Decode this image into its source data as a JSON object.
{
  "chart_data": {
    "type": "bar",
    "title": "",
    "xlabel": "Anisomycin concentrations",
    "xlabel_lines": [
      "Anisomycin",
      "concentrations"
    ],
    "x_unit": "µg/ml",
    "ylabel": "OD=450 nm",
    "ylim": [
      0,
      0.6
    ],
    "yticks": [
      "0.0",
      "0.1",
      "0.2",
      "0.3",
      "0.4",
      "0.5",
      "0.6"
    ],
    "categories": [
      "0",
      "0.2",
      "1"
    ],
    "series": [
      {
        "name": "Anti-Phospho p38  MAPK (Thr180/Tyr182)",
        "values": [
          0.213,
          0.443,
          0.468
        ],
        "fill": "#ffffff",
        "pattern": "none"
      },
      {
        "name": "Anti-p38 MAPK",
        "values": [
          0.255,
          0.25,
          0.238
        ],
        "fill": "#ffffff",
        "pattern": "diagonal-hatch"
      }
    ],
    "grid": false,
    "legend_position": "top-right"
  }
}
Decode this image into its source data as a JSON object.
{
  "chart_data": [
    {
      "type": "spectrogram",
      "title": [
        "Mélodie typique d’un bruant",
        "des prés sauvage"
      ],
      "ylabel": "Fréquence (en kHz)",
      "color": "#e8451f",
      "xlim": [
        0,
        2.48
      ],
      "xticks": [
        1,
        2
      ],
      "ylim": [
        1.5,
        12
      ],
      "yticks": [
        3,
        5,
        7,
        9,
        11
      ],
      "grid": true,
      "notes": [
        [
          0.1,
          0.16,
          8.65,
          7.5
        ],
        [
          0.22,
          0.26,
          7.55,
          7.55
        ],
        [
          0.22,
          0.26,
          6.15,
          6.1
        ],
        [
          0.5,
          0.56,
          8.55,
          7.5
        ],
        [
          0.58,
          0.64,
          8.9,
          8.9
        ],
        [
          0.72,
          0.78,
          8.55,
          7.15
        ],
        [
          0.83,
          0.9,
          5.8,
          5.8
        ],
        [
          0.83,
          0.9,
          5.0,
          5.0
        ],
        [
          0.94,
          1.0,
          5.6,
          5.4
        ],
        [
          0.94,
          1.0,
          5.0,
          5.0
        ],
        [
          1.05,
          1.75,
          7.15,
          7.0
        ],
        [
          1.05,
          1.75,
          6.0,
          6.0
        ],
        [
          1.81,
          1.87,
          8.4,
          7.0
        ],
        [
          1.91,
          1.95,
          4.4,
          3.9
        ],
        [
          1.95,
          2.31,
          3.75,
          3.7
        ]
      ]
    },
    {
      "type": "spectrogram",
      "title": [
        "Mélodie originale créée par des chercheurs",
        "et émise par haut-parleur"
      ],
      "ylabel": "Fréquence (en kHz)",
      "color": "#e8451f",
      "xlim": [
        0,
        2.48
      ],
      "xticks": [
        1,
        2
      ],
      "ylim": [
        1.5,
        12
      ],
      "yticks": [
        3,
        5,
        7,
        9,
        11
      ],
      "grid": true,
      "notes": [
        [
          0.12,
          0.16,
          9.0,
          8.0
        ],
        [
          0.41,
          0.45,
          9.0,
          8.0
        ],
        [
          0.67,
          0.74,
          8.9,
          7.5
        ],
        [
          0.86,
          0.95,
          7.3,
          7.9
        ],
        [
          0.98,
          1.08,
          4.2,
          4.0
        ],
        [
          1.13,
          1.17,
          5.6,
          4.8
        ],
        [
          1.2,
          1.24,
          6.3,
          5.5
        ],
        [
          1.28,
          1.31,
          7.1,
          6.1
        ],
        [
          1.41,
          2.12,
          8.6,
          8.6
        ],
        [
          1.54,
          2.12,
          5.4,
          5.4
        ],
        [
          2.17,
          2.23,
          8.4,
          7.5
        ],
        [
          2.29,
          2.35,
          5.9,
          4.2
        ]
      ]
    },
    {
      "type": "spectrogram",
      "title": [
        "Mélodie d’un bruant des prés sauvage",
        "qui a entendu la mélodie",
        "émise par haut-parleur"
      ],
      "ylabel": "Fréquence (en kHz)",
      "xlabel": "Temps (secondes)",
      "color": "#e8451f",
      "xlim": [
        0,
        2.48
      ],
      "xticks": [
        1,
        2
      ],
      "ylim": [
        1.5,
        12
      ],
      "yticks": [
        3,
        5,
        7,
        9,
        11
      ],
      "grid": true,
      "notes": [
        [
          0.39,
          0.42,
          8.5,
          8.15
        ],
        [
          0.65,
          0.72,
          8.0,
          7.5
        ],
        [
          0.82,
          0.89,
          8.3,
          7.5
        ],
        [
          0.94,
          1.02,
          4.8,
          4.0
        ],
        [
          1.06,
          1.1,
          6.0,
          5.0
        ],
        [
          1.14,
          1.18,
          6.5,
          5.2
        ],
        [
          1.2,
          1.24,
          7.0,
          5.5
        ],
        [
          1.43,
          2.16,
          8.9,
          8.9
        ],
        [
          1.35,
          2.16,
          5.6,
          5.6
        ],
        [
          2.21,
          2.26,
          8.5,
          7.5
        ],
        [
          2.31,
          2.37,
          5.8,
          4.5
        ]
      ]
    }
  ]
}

----------

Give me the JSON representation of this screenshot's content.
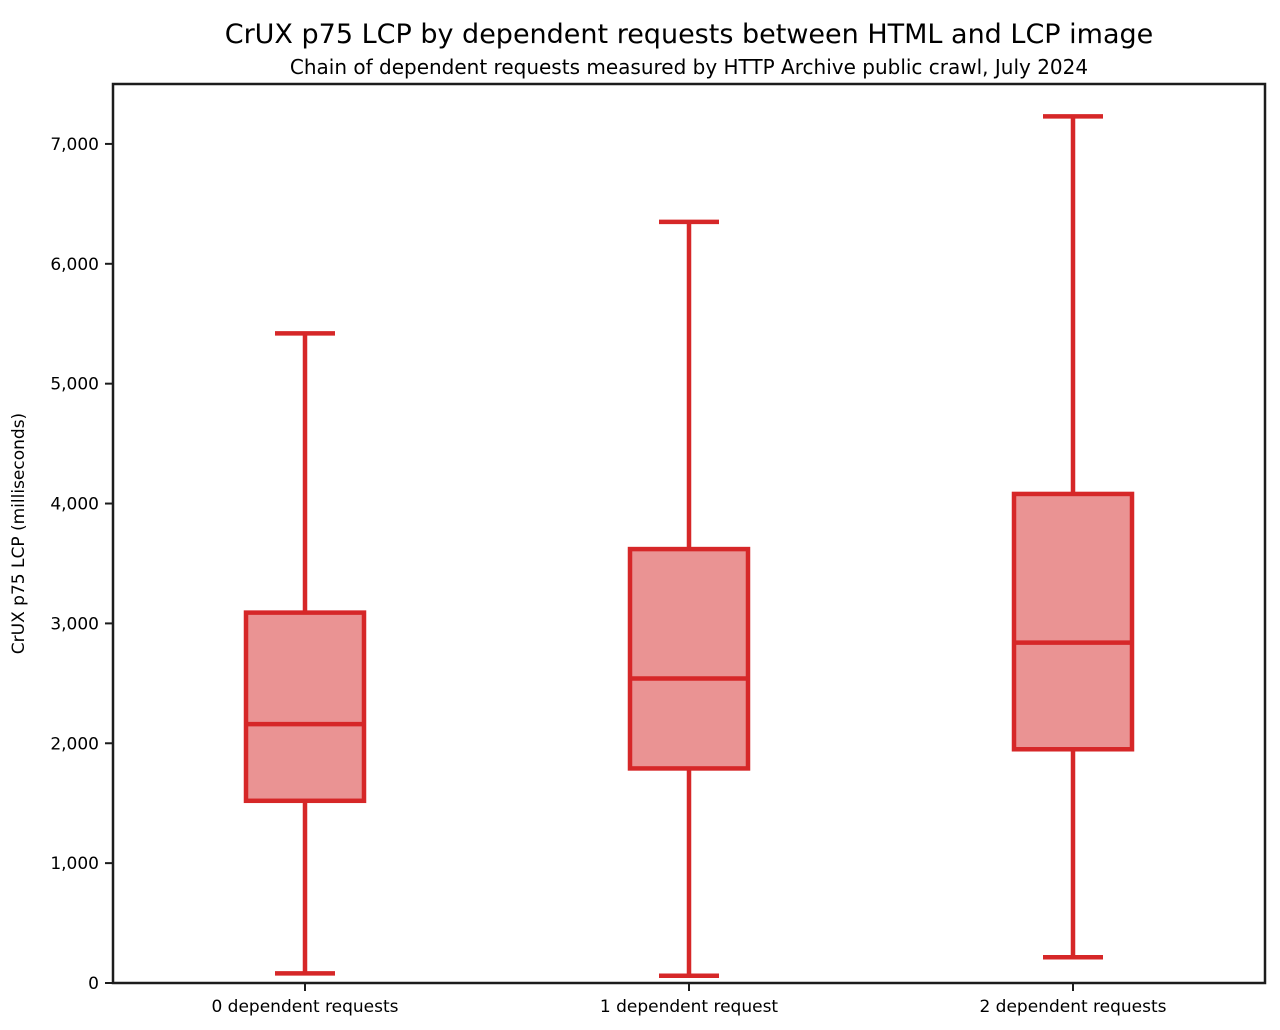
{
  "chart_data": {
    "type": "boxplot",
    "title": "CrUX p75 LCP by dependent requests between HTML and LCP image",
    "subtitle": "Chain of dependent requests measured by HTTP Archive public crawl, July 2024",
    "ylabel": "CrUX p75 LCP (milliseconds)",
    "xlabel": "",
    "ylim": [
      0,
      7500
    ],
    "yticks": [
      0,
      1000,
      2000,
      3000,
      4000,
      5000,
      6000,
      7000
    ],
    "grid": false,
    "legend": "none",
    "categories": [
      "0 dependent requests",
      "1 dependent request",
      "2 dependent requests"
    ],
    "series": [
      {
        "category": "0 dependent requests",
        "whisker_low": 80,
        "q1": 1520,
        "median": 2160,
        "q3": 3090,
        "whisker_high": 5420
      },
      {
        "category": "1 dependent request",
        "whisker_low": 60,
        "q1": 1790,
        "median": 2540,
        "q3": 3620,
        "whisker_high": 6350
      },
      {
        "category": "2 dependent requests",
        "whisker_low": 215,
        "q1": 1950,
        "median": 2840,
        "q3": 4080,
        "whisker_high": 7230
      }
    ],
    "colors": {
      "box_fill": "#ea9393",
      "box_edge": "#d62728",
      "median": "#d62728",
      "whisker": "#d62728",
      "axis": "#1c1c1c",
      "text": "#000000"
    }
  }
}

----------

Given problem> Tally the lines of the listing above that include the word "pattern". Answer with the number alone.

Output below> 2